• _EXERCISE BRIEF_
Quote every line of the material beneath this one.

** BEGIN AVAILABLE RECORDS **

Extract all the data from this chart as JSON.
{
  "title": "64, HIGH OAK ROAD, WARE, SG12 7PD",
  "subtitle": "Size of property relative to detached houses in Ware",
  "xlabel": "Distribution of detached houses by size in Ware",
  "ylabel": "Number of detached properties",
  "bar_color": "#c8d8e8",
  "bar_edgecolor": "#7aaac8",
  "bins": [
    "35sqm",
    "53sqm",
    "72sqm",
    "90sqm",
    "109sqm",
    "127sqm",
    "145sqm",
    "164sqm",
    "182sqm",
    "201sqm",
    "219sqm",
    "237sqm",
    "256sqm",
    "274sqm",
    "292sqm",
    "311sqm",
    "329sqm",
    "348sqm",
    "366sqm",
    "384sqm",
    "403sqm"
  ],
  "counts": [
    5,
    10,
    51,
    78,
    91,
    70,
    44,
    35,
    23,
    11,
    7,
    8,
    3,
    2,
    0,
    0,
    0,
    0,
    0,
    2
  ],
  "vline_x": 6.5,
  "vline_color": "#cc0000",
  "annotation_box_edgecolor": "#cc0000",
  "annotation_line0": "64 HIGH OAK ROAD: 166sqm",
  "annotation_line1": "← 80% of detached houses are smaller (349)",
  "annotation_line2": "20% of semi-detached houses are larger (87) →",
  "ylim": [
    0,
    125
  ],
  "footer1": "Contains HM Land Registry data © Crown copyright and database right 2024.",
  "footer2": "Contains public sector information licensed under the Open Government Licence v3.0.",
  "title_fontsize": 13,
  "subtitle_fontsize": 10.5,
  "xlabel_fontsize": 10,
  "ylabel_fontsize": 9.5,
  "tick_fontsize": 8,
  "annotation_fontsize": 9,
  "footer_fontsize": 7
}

** END AVAILABLE RECORDS **

• _OUTPUT FOR THIS TASK_
Extract all the data from this chart as JSON.
{
  "title": "64, HIGH OAK ROAD, WARE, SG12 7PD",
  "subtitle": "Size of property relative to detached houses in Ware",
  "xlabel": "Distribution of detached houses by size in Ware",
  "ylabel": "Number of detached properties",
  "bar_color": "#c8d8e8",
  "bar_edgecolor": "#7aaac8",
  "bins": [
    "35sqm",
    "53sqm",
    "72sqm",
    "90sqm",
    "109sqm",
    "127sqm",
    "145sqm",
    "164sqm",
    "182sqm",
    "201sqm",
    "219sqm",
    "237sqm",
    "256sqm",
    "274sqm",
    "292sqm",
    "311sqm",
    "329sqm",
    "348sqm",
    "366sqm",
    "384sqm",
    "403sqm"
  ],
  "counts": [
    5,
    10,
    51,
    78,
    91,
    70,
    44,
    35,
    23,
    11,
    7,
    8,
    3,
    2,
    0,
    0,
    0,
    0,
    0,
    2
  ],
  "vline_x": 6.5,
  "vline_color": "#cc0000",
  "annotation_box_edgecolor": "#cc0000",
  "annotation_line0": "64 HIGH OAK ROAD: 166sqm",
  "annotation_line1": "← 80% of detached houses are smaller (349)",
  "annotation_line2": "20% of semi-detached houses are larger (87) →",
  "ylim": [
    0,
    125
  ],
  "footer1": "Contains HM Land Registry data © Crown copyright and database right 2024.",
  "footer2": "Contains public sector information licensed under the Open Government Licence v3.0.",
  "title_fontsize": 13,
  "subtitle_fontsize": 10.5,
  "xlabel_fontsize": 10,
  "ylabel_fontsize": 9.5,
  "tick_fontsize": 8,
  "annotation_fontsize": 9,
  "footer_fontsize": 7
}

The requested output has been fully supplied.